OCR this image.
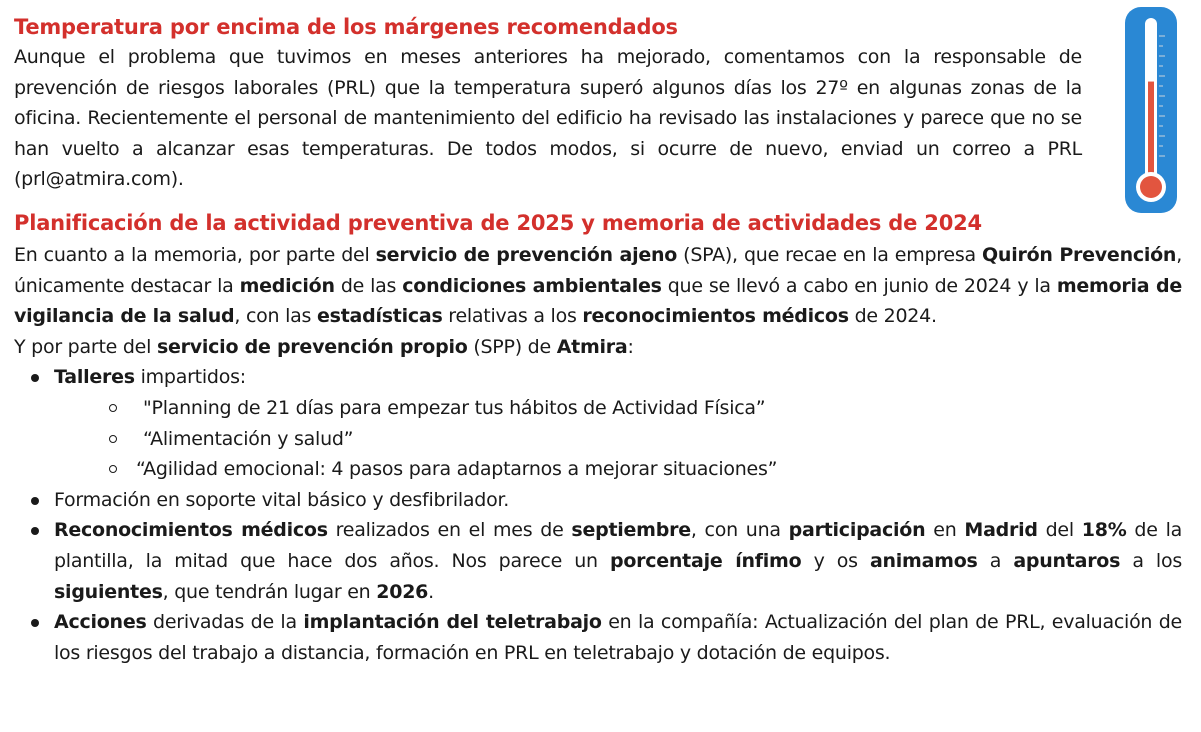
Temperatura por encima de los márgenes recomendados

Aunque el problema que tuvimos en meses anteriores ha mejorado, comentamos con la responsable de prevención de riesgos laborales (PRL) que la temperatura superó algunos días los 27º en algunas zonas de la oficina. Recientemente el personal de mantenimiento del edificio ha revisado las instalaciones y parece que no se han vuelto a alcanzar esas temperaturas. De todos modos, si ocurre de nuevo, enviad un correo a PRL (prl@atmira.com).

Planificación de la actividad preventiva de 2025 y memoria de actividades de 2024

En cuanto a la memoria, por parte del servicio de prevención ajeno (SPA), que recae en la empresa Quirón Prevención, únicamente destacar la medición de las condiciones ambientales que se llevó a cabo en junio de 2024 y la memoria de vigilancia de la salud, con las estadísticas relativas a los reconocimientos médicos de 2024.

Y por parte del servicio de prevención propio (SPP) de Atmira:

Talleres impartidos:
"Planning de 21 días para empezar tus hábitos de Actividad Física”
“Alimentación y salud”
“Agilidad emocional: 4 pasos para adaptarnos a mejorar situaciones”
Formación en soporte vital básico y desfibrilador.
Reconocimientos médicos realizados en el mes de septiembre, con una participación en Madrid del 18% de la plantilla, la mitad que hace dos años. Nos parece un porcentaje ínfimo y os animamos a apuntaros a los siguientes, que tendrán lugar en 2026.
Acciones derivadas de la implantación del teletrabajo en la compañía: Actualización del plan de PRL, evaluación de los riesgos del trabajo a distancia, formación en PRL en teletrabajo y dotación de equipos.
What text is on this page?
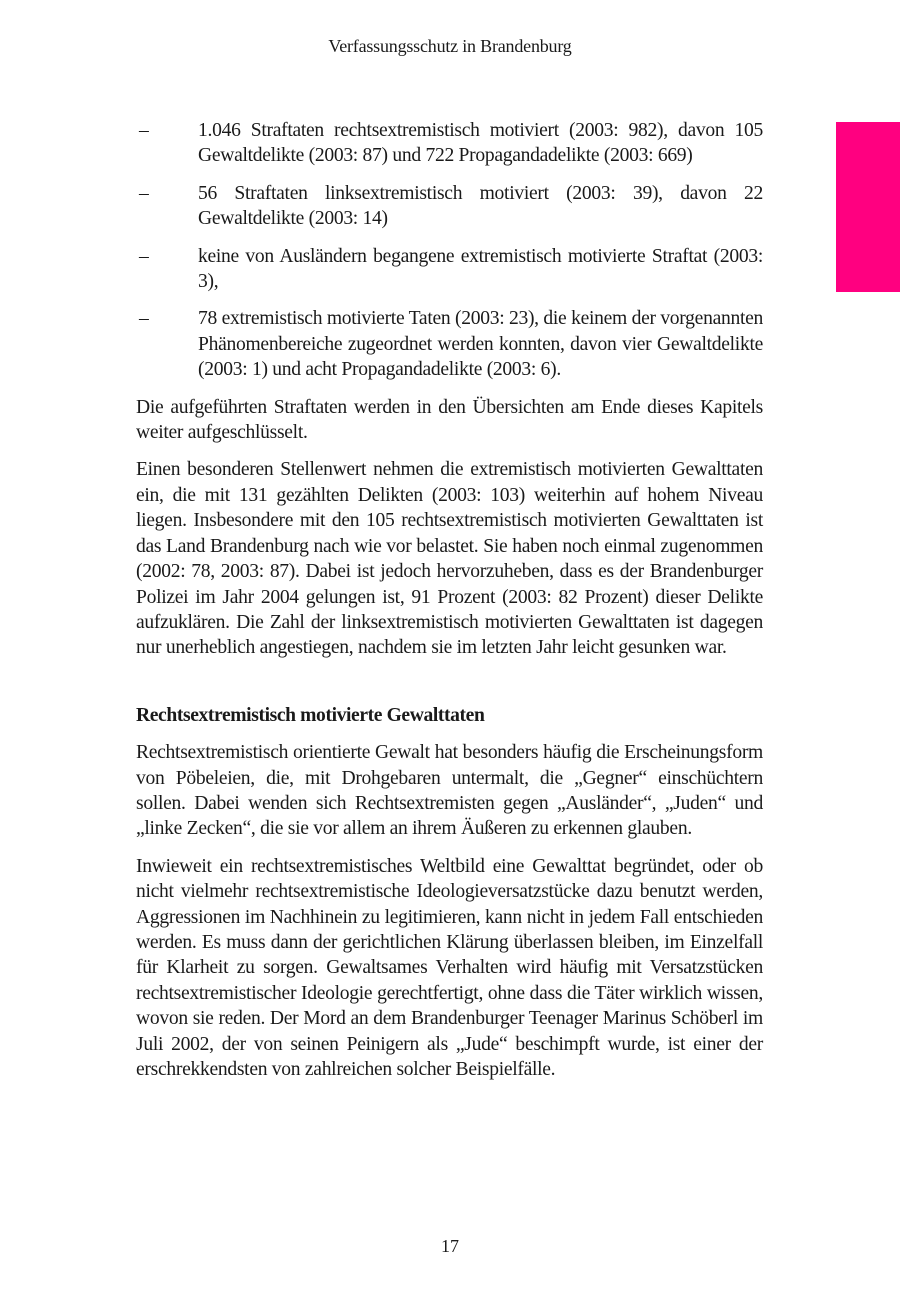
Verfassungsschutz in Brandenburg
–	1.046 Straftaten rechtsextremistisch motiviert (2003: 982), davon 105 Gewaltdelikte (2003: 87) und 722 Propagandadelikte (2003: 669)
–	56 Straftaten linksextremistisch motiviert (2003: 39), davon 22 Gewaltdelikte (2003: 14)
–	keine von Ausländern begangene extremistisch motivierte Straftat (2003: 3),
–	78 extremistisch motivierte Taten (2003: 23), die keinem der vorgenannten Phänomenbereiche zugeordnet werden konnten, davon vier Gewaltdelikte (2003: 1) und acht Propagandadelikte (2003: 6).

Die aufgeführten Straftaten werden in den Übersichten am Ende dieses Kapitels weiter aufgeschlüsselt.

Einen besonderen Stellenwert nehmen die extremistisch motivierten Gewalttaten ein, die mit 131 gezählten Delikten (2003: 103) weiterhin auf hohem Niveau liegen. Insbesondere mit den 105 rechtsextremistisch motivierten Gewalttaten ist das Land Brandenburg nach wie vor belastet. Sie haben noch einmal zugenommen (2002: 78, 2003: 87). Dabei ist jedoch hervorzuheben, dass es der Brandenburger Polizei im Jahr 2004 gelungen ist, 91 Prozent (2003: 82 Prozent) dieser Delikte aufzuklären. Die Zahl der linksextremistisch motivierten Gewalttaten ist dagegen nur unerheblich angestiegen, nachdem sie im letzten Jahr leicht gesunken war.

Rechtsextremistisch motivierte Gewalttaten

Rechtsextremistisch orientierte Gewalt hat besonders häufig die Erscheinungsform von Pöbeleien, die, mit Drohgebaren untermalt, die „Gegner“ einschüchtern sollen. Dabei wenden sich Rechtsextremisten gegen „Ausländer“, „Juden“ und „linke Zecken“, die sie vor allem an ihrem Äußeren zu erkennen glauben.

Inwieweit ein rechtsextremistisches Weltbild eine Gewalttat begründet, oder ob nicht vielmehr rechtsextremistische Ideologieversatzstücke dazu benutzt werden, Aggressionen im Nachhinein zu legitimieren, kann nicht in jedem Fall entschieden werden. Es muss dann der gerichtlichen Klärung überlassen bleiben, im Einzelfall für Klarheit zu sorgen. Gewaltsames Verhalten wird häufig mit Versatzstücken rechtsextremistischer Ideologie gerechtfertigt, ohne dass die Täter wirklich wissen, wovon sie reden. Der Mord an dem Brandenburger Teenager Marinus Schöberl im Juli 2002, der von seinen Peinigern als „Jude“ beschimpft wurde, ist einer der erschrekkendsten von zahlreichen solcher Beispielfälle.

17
==========
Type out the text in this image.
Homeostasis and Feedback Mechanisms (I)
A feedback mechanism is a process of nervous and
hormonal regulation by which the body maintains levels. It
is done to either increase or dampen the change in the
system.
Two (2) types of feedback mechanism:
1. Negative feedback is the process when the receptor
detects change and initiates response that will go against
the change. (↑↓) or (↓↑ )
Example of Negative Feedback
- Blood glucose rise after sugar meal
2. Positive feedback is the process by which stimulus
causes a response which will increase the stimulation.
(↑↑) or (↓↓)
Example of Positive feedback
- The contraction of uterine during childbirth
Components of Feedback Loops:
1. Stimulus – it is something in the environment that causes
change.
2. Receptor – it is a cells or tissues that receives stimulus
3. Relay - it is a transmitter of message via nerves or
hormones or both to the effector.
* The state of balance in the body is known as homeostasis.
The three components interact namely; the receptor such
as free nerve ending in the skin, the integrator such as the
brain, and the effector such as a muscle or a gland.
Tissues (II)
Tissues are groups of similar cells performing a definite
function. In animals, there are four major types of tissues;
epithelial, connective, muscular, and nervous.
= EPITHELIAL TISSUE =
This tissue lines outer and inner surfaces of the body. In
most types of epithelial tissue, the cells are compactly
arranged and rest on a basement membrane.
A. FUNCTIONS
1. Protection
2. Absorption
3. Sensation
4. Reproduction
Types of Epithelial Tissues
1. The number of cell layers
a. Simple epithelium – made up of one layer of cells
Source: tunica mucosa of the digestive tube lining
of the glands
==========
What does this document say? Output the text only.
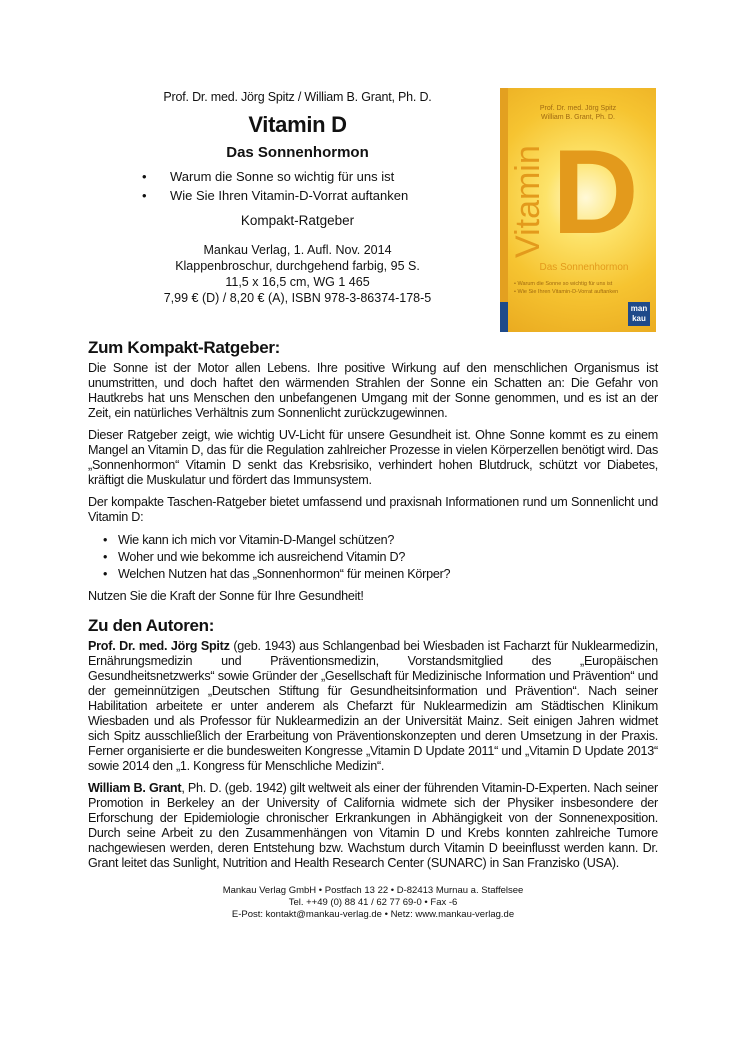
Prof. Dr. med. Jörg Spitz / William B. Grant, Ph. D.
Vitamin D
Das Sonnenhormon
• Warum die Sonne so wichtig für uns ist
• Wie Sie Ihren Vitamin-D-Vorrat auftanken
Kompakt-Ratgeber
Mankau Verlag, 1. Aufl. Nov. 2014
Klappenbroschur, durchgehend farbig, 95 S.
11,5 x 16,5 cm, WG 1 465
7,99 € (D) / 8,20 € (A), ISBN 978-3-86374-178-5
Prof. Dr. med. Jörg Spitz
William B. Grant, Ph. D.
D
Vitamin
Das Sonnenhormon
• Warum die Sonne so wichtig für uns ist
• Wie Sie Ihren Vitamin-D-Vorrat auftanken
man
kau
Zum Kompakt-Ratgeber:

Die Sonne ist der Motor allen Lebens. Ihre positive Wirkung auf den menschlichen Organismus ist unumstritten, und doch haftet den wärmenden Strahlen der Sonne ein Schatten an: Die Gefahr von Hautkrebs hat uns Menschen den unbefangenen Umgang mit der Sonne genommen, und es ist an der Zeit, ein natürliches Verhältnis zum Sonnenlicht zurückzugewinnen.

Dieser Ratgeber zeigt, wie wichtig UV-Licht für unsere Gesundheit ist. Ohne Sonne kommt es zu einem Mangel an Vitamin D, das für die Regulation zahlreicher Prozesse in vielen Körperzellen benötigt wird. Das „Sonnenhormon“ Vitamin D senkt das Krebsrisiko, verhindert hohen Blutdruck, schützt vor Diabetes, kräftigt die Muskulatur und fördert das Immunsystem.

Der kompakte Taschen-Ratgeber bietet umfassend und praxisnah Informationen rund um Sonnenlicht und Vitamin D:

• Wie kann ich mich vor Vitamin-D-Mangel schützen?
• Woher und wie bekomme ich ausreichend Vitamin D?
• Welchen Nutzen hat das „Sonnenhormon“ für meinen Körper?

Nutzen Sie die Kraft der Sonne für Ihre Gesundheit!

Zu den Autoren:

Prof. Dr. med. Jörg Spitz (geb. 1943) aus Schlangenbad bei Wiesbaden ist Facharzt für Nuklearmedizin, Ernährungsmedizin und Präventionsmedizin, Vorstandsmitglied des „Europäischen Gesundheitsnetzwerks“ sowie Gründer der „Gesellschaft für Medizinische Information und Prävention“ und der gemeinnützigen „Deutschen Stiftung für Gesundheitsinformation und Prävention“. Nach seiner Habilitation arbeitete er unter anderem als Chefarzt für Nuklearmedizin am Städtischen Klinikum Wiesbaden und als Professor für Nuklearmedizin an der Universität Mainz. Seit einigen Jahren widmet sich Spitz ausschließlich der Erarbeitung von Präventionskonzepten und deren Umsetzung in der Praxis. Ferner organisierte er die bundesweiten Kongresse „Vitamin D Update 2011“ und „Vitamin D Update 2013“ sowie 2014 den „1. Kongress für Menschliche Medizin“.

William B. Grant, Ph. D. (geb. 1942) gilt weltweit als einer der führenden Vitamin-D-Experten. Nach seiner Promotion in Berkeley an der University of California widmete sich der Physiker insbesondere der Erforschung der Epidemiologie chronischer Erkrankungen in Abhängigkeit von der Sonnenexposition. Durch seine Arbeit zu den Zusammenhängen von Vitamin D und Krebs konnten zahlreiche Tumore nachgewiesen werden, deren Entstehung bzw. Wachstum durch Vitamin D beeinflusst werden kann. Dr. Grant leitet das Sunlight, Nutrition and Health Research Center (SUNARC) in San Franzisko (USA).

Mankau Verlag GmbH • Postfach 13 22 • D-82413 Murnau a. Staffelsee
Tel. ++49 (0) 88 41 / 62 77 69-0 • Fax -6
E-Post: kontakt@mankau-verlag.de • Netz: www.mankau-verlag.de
==========
## Instructions to follow
Wherever a line in the entries holds "effector", copy that line.

## Task result
hormones or both to the effector.
brain, and the effector such as a muscle or a gland.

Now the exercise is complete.